**Short problem**
Copy out all the records, word for word.

(Records that describe figures)
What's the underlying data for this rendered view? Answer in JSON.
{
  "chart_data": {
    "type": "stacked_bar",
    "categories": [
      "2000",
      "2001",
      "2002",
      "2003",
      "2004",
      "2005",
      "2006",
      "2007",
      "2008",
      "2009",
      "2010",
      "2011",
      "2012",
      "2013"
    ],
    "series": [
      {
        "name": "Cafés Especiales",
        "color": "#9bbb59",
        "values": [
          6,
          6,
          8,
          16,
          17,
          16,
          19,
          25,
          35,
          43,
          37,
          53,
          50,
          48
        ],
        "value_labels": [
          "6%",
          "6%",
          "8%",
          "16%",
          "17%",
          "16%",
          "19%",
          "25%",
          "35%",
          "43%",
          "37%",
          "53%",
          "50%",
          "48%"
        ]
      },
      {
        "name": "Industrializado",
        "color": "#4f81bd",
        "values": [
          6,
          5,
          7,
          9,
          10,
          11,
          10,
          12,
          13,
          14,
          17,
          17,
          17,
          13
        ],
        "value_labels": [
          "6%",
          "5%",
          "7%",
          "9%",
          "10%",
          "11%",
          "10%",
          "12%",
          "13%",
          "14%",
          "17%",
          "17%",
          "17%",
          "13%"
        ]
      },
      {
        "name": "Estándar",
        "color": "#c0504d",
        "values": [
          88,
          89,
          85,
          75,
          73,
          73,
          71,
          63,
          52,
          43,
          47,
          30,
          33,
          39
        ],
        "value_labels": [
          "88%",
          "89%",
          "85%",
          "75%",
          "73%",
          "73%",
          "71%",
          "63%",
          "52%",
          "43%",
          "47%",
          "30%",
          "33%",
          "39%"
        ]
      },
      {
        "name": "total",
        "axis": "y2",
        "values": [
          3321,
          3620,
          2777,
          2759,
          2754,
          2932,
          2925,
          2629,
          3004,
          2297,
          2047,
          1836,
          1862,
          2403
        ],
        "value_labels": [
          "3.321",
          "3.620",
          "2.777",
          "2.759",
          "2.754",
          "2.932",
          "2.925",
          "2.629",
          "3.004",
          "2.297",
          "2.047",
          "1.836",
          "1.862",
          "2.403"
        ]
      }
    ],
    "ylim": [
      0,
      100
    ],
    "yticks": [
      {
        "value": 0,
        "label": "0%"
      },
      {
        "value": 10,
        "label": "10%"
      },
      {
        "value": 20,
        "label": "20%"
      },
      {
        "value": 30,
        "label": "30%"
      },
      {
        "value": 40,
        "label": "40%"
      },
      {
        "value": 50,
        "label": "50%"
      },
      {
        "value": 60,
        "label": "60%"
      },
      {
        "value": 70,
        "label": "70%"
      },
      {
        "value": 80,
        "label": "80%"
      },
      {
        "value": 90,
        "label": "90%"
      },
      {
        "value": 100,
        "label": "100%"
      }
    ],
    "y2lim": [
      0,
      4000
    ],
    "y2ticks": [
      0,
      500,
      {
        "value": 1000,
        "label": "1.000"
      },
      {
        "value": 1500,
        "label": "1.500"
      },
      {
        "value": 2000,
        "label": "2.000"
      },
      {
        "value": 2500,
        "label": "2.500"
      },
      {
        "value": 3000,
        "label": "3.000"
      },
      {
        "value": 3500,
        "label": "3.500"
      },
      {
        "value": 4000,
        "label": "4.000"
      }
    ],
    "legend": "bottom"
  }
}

**Complete answer**
What's the underlying data for this rendered view? Answer in JSON.
{
  "chart_data": {
    "type": "stacked_bar",
    "categories": [
      "2000",
      "2001",
      "2002",
      "2003",
      "2004",
      "2005",
      "2006",
      "2007",
      "2008",
      "2009",
      "2010",
      "2011",
      "2012",
      "2013"
    ],
    "series": [
      {
        "name": "Cafés Especiales",
        "color": "#9bbb59",
        "values": [
          6,
          6,
          8,
          16,
          17,
          16,
          19,
          25,
          35,
          43,
          37,
          53,
          50,
          48
        ],
        "value_labels": [
          "6%",
          "6%",
          "8%",
          "16%",
          "17%",
          "16%",
          "19%",
          "25%",
          "35%",
          "43%",
          "37%",
          "53%",
          "50%",
          "48%"
        ]
      },
      {
        "name": "Industrializado",
        "color": "#4f81bd",
        "values": [
          6,
          5,
          7,
          9,
          10,
          11,
          10,
          12,
          13,
          14,
          17,
          17,
          17,
          13
        ],
        "value_labels": [
          "6%",
          "5%",
          "7%",
          "9%",
          "10%",
          "11%",
          "10%",
          "12%",
          "13%",
          "14%",
          "17%",
          "17%",
          "17%",
          "13%"
        ]
      },
      {
        "name": "Estándar",
        "color": "#c0504d",
        "values": [
          88,
          89,
          85,
          75,
          73,
          73,
          71,
          63,
          52,
          43,
          47,
          30,
          33,
          39
        ],
        "value_labels": [
          "88%",
          "89%",
          "85%",
          "75%",
          "73%",
          "73%",
          "71%",
          "63%",
          "52%",
          "43%",
          "47%",
          "30%",
          "33%",
          "39%"
        ]
      },
      {
        "name": "total",
        "axis": "y2",
        "values": [
          3321,
          3620,
          2777,
          2759,
          2754,
          2932,
          2925,
          2629,
          3004,
          2297,
          2047,
          1836,
          1862,
          2403
        ],
        "value_labels": [
          "3.321",
          "3.620",
          "2.777",
          "2.759",
          "2.754",
          "2.932",
          "2.925",
          "2.629",
          "3.004",
          "2.297",
          "2.047",
          "1.836",
          "1.862",
          "2.403"
        ]
      }
    ],
    "ylim": [
      0,
      100
    ],
    "yticks": [
      {
        "value": 0,
        "label": "0%"
      },
      {
        "value": 10,
        "label": "10%"
      },
      {
        "value": 20,
        "label": "20%"
      },
      {
        "value": 30,
        "label": "30%"
      },
      {
        "value": 40,
        "label": "40%"
      },
      {
        "value": 50,
        "label": "50%"
      },
      {
        "value": 60,
        "label": "60%"
      },
      {
        "value": 70,
        "label": "70%"
      },
      {
        "value": 80,
        "label": "80%"
      },
      {
        "value": 90,
        "label": "90%"
      },
      {
        "value": 100,
        "label": "100%"
      }
    ],
    "y2lim": [
      0,
      4000
    ],
    "y2ticks": [
      0,
      500,
      {
        "value": 1000,
        "label": "1.000"
      },
      {
        "value": 1500,
        "label": "1.500"
      },
      {
        "value": 2000,
        "label": "2.000"
      },
      {
        "value": 2500,
        "label": "2.500"
      },
      {
        "value": 3000,
        "label": "3.000"
      },
      {
        "value": 3500,
        "label": "3.500"
      },
      {
        "value": 4000,
        "label": "4.000"
      }
    ],
    "legend": "bottom"
  }
}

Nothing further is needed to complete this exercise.